> Given request:
Please transcribe the data below exactly. Leave the pictures out.

+ + + +

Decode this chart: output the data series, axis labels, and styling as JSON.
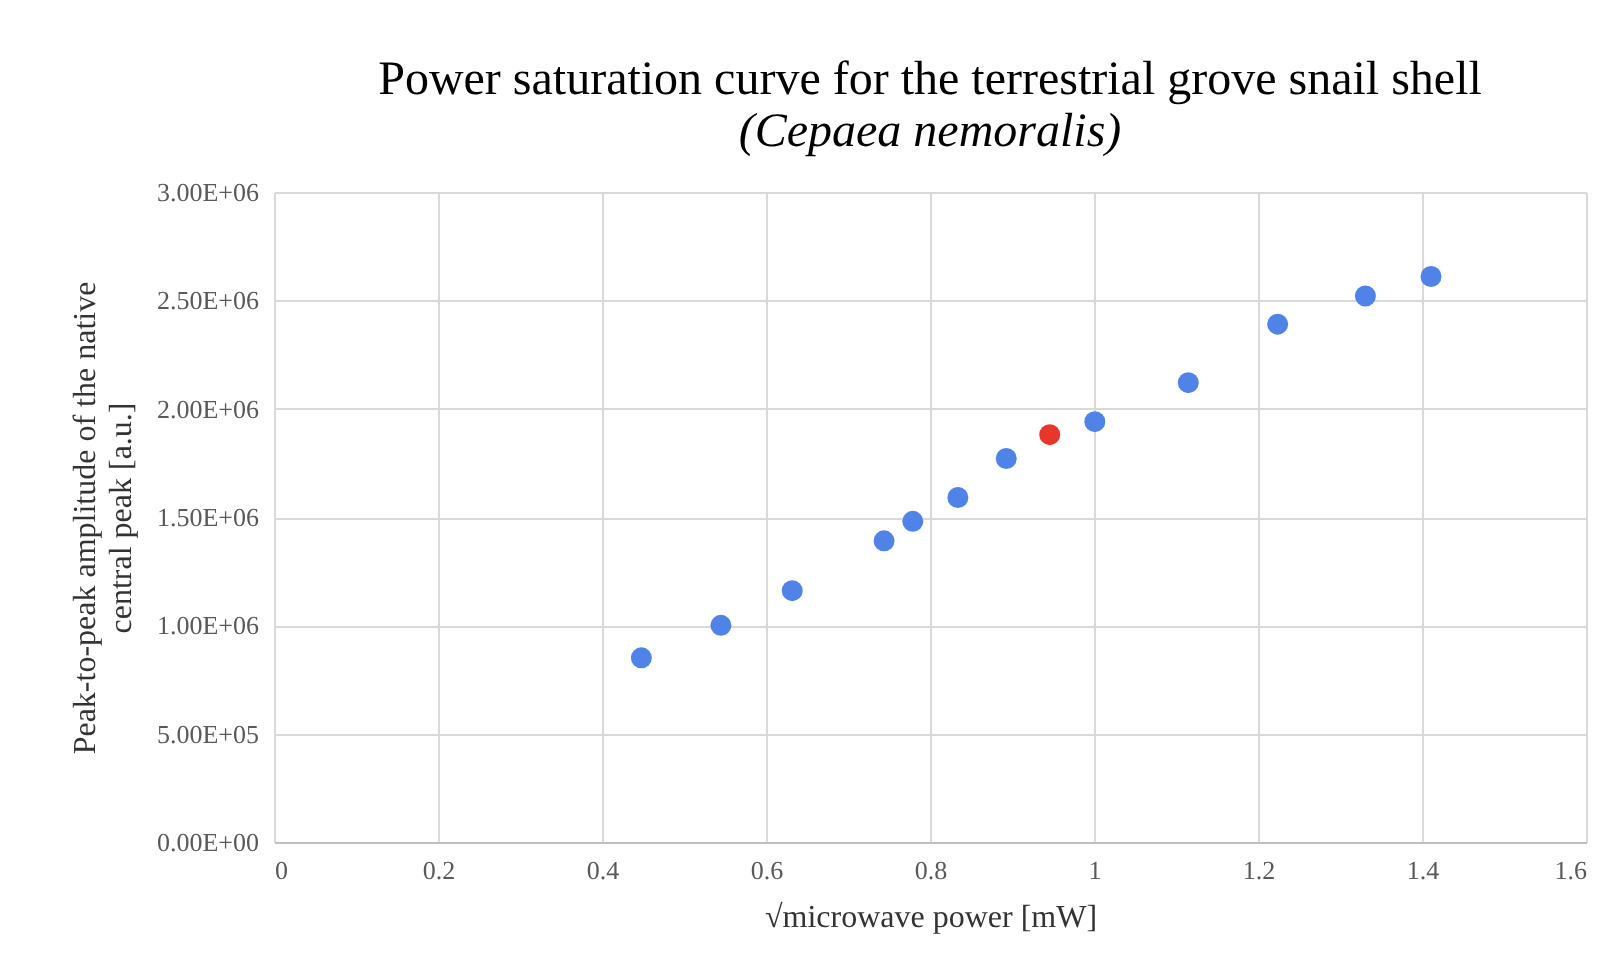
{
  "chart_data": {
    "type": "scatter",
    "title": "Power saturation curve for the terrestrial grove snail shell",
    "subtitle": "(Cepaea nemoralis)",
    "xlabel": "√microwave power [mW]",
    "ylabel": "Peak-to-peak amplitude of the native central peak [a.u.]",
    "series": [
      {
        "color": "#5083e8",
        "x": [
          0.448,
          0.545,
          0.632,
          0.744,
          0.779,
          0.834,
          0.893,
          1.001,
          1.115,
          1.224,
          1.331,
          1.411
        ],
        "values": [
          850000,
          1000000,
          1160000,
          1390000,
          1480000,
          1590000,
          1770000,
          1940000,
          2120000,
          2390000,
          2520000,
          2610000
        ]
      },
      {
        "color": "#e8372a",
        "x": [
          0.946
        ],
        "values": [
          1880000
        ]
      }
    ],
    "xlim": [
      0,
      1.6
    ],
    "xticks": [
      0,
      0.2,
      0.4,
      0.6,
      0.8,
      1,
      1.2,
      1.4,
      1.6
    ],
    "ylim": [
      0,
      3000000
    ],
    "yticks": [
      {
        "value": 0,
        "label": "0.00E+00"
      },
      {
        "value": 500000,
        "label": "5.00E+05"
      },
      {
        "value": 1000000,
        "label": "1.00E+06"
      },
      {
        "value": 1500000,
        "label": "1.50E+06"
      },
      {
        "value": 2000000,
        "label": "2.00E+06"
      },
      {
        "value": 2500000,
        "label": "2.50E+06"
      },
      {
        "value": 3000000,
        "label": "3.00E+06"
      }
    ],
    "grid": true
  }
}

+ + + +

> Reply:
Decode this chart: output the data series, axis labels, and styling as JSON.
{
  "chart_data": {
    "type": "scatter",
    "title": "Power saturation curve for the terrestrial grove snail shell",
    "subtitle": "(Cepaea nemoralis)",
    "xlabel": "√microwave power [mW]",
    "ylabel": "Peak-to-peak amplitude of the native central peak [a.u.]",
    "series": [
      {
        "color": "#5083e8",
        "x": [
          0.448,
          0.545,
          0.632,
          0.744,
          0.779,
          0.834,
          0.893,
          1.001,
          1.115,
          1.224,
          1.331,
          1.411
        ],
        "values": [
          850000,
          1000000,
          1160000,
          1390000,
          1480000,
          1590000,
          1770000,
          1940000,
          2120000,
          2390000,
          2520000,
          2610000
        ]
      },
      {
        "color": "#e8372a",
        "x": [
          0.946
        ],
        "values": [
          1880000
        ]
      }
    ],
    "xlim": [
      0,
      1.6
    ],
    "xticks": [
      0,
      0.2,
      0.4,
      0.6,
      0.8,
      1,
      1.2,
      1.4,
      1.6
    ],
    "ylim": [
      0,
      3000000
    ],
    "yticks": [
      {
        "value": 0,
        "label": "0.00E+00"
      },
      {
        "value": 500000,
        "label": "5.00E+05"
      },
      {
        "value": 1000000,
        "label": "1.00E+06"
      },
      {
        "value": 1500000,
        "label": "1.50E+06"
      },
      {
        "value": 2000000,
        "label": "2.00E+06"
      },
      {
        "value": 2500000,
        "label": "2.50E+06"
      },
      {
        "value": 3000000,
        "label": "3.00E+06"
      }
    ],
    "grid": true
  }
}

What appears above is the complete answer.